··· INFORMATION PROVIDED

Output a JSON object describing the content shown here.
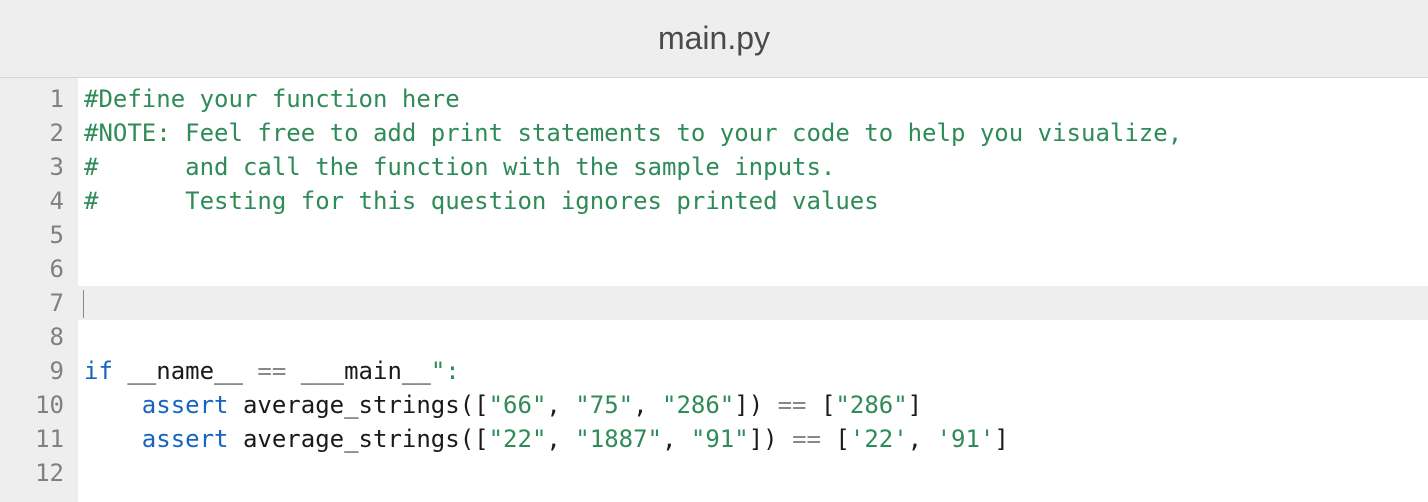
{
  "header": {
    "title": "main.py"
  },
  "editor": {
    "active_line": 7,
    "lines": [
      {
        "num": 1,
        "tokens": [
          {
            "cls": "tk-comment",
            "t": "#Define your function here"
          }
        ]
      },
      {
        "num": 2,
        "tokens": [
          {
            "cls": "tk-comment",
            "t": "#NOTE: Feel free to add print statements to your code to help you visualize,"
          }
        ]
      },
      {
        "num": 3,
        "tokens": [
          {
            "cls": "tk-comment",
            "t": "#      and call the function with the sample inputs."
          }
        ]
      },
      {
        "num": 4,
        "tokens": [
          {
            "cls": "tk-comment",
            "t": "#      Testing for this question ignores printed values"
          }
        ]
      },
      {
        "num": 5,
        "tokens": []
      },
      {
        "num": 6,
        "tokens": []
      },
      {
        "num": 7,
        "tokens": []
      },
      {
        "num": 8,
        "tokens": []
      },
      {
        "num": 9,
        "tokens": [
          {
            "cls": "tk-keyword",
            "t": "if"
          },
          {
            "cls": "tk-ident",
            "t": " __name__ "
          },
          {
            "cls": "tk-op",
            "t": "=="
          },
          {
            "cls": "tk-ident",
            "t": " ___main__"
          },
          {
            "cls": "tk-string",
            "t": "\":"
          }
        ]
      },
      {
        "num": 10,
        "tokens": [
          {
            "cls": "tk-ident",
            "t": "    "
          },
          {
            "cls": "tk-keyword",
            "t": "assert"
          },
          {
            "cls": "tk-ident",
            "t": " average_strings(["
          },
          {
            "cls": "tk-string",
            "t": "\"66\""
          },
          {
            "cls": "tk-ident",
            "t": ", "
          },
          {
            "cls": "tk-string",
            "t": "\"75\""
          },
          {
            "cls": "tk-ident",
            "t": ", "
          },
          {
            "cls": "tk-string",
            "t": "\"286\""
          },
          {
            "cls": "tk-ident",
            "t": "]) "
          },
          {
            "cls": "tk-op",
            "t": "=="
          },
          {
            "cls": "tk-ident",
            "t": " ["
          },
          {
            "cls": "tk-string",
            "t": "\"286\""
          },
          {
            "cls": "tk-ident",
            "t": "]"
          }
        ]
      },
      {
        "num": 11,
        "tokens": [
          {
            "cls": "tk-ident",
            "t": "    "
          },
          {
            "cls": "tk-keyword",
            "t": "assert"
          },
          {
            "cls": "tk-ident",
            "t": " average_strings(["
          },
          {
            "cls": "tk-string",
            "t": "\"22\""
          },
          {
            "cls": "tk-ident",
            "t": ", "
          },
          {
            "cls": "tk-string",
            "t": "\"1887\""
          },
          {
            "cls": "tk-ident",
            "t": ", "
          },
          {
            "cls": "tk-string",
            "t": "\"91\""
          },
          {
            "cls": "tk-ident",
            "t": "]) "
          },
          {
            "cls": "tk-op",
            "t": "=="
          },
          {
            "cls": "tk-ident",
            "t": " ["
          },
          {
            "cls": "tk-string",
            "t": "'22'"
          },
          {
            "cls": "tk-ident",
            "t": ", "
          },
          {
            "cls": "tk-string",
            "t": "'91'"
          },
          {
            "cls": "tk-ident",
            "t": "]"
          }
        ]
      },
      {
        "num": 12,
        "tokens": []
      }
    ]
  }
}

······

EXERCISE TASK ->
Show, from the material above, each line that includes the string "here".

TASK SOLUTION ->
Output a JSON object describing the content shown here.
            "t": "#Define your function here"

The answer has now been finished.